- **WORKING DATA**
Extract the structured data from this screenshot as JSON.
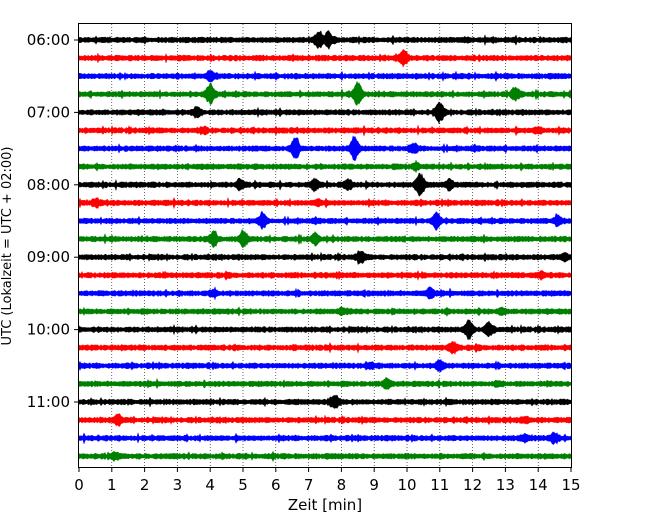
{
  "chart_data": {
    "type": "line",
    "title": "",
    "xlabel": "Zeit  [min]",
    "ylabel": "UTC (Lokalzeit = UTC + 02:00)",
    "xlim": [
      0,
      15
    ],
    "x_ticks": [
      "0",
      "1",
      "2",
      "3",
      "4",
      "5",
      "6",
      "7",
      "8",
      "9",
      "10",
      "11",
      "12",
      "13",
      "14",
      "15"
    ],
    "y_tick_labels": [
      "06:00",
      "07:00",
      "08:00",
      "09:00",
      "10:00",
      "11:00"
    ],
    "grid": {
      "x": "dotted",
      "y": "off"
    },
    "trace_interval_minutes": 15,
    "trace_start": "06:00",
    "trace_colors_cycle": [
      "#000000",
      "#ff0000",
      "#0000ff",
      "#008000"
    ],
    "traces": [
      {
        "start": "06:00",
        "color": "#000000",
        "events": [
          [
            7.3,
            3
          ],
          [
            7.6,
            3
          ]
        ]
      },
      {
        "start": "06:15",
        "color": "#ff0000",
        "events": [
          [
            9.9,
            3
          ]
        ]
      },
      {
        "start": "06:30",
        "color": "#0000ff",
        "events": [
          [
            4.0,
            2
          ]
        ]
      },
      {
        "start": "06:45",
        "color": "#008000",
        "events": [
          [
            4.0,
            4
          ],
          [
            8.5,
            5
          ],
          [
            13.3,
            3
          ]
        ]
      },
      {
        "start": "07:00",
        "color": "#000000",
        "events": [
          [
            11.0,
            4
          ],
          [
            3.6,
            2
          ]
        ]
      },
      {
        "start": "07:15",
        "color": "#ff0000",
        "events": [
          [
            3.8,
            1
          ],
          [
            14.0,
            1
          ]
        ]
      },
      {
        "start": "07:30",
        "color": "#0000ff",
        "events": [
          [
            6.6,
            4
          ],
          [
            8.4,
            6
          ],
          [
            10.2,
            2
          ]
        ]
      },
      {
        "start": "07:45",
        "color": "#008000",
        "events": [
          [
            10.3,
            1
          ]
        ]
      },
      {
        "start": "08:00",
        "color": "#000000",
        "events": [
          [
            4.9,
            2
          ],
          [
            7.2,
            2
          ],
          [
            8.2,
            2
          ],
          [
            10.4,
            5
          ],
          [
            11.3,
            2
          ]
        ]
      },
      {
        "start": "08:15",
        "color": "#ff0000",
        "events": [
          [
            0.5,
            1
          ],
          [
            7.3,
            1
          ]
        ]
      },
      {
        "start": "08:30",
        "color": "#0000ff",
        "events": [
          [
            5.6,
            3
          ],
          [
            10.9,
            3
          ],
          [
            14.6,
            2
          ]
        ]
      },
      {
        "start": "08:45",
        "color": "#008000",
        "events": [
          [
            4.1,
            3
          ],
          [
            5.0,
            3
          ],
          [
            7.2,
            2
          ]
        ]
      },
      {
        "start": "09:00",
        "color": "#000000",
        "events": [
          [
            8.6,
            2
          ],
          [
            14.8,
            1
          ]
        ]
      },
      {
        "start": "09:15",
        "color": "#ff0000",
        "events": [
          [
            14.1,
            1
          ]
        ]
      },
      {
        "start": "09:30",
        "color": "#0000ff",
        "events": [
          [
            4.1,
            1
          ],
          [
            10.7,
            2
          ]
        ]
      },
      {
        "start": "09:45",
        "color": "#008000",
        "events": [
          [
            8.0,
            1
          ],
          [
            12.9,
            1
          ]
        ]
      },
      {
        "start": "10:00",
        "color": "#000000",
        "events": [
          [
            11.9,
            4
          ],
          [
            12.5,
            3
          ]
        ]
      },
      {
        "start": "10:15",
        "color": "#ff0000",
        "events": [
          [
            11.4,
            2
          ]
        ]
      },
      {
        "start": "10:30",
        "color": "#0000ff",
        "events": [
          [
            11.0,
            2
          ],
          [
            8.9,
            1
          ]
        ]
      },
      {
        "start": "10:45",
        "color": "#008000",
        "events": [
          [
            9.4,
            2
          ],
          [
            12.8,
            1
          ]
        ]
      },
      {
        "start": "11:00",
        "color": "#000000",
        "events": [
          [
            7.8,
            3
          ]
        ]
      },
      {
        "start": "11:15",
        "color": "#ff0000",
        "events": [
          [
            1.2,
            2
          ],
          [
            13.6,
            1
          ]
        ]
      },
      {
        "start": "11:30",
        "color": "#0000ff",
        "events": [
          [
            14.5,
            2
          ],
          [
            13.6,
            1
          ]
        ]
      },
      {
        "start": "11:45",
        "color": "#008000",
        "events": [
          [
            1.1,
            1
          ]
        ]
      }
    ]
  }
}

- **AIM OF THE TASK**
Verbatim reproduction of every record is required; images are left out.

- **RESPONSE TO THE EXERCISE**
Extract the structured data from this screenshot as JSON.
{
  "chart_data": {
    "type": "line",
    "title": "",
    "xlabel": "Zeit  [min]",
    "ylabel": "UTC (Lokalzeit = UTC + 02:00)",
    "xlim": [
      0,
      15
    ],
    "x_ticks": [
      "0",
      "1",
      "2",
      "3",
      "4",
      "5",
      "6",
      "7",
      "8",
      "9",
      "10",
      "11",
      "12",
      "13",
      "14",
      "15"
    ],
    "y_tick_labels": [
      "06:00",
      "07:00",
      "08:00",
      "09:00",
      "10:00",
      "11:00"
    ],
    "grid": {
      "x": "dotted",
      "y": "off"
    },
    "trace_interval_minutes": 15,
    "trace_start": "06:00",
    "trace_colors_cycle": [
      "#000000",
      "#ff0000",
      "#0000ff",
      "#008000"
    ],
    "traces": [
      {
        "start": "06:00",
        "color": "#000000",
        "events": [
          [
            7.3,
            3
          ],
          [
            7.6,
            3
          ]
        ]
      },
      {
        "start": "06:15",
        "color": "#ff0000",
        "events": [
          [
            9.9,
            3
          ]
        ]
      },
      {
        "start": "06:30",
        "color": "#0000ff",
        "events": [
          [
            4.0,
            2
          ]
        ]
      },
      {
        "start": "06:45",
        "color": "#008000",
        "events": [
          [
            4.0,
            4
          ],
          [
            8.5,
            5
          ],
          [
            13.3,
            3
          ]
        ]
      },
      {
        "start": "07:00",
        "color": "#000000",
        "events": [
          [
            11.0,
            4
          ],
          [
            3.6,
            2
          ]
        ]
      },
      {
        "start": "07:15",
        "color": "#ff0000",
        "events": [
          [
            3.8,
            1
          ],
          [
            14.0,
            1
          ]
        ]
      },
      {
        "start": "07:30",
        "color": "#0000ff",
        "events": [
          [
            6.6,
            4
          ],
          [
            8.4,
            6
          ],
          [
            10.2,
            2
          ]
        ]
      },
      {
        "start": "07:45",
        "color": "#008000",
        "events": [
          [
            10.3,
            1
          ]
        ]
      },
      {
        "start": "08:00",
        "color": "#000000",
        "events": [
          [
            4.9,
            2
          ],
          [
            7.2,
            2
          ],
          [
            8.2,
            2
          ],
          [
            10.4,
            5
          ],
          [
            11.3,
            2
          ]
        ]
      },
      {
        "start": "08:15",
        "color": "#ff0000",
        "events": [
          [
            0.5,
            1
          ],
          [
            7.3,
            1
          ]
        ]
      },
      {
        "start": "08:30",
        "color": "#0000ff",
        "events": [
          [
            5.6,
            3
          ],
          [
            10.9,
            3
          ],
          [
            14.6,
            2
          ]
        ]
      },
      {
        "start": "08:45",
        "color": "#008000",
        "events": [
          [
            4.1,
            3
          ],
          [
            5.0,
            3
          ],
          [
            7.2,
            2
          ]
        ]
      },
      {
        "start": "09:00",
        "color": "#000000",
        "events": [
          [
            8.6,
            2
          ],
          [
            14.8,
            1
          ]
        ]
      },
      {
        "start": "09:15",
        "color": "#ff0000",
        "events": [
          [
            14.1,
            1
          ]
        ]
      },
      {
        "start": "09:30",
        "color": "#0000ff",
        "events": [
          [
            4.1,
            1
          ],
          [
            10.7,
            2
          ]
        ]
      },
      {
        "start": "09:45",
        "color": "#008000",
        "events": [
          [
            8.0,
            1
          ],
          [
            12.9,
            1
          ]
        ]
      },
      {
        "start": "10:00",
        "color": "#000000",
        "events": [
          [
            11.9,
            4
          ],
          [
            12.5,
            3
          ]
        ]
      },
      {
        "start": "10:15",
        "color": "#ff0000",
        "events": [
          [
            11.4,
            2
          ]
        ]
      },
      {
        "start": "10:30",
        "color": "#0000ff",
        "events": [
          [
            11.0,
            2
          ],
          [
            8.9,
            1
          ]
        ]
      },
      {
        "start": "10:45",
        "color": "#008000",
        "events": [
          [
            9.4,
            2
          ],
          [
            12.8,
            1
          ]
        ]
      },
      {
        "start": "11:00",
        "color": "#000000",
        "events": [
          [
            7.8,
            3
          ]
        ]
      },
      {
        "start": "11:15",
        "color": "#ff0000",
        "events": [
          [
            1.2,
            2
          ],
          [
            13.6,
            1
          ]
        ]
      },
      {
        "start": "11:30",
        "color": "#0000ff",
        "events": [
          [
            14.5,
            2
          ],
          [
            13.6,
            1
          ]
        ]
      },
      {
        "start": "11:45",
        "color": "#008000",
        "events": [
          [
            1.1,
            1
          ]
        ]
      }
    ]
  }
}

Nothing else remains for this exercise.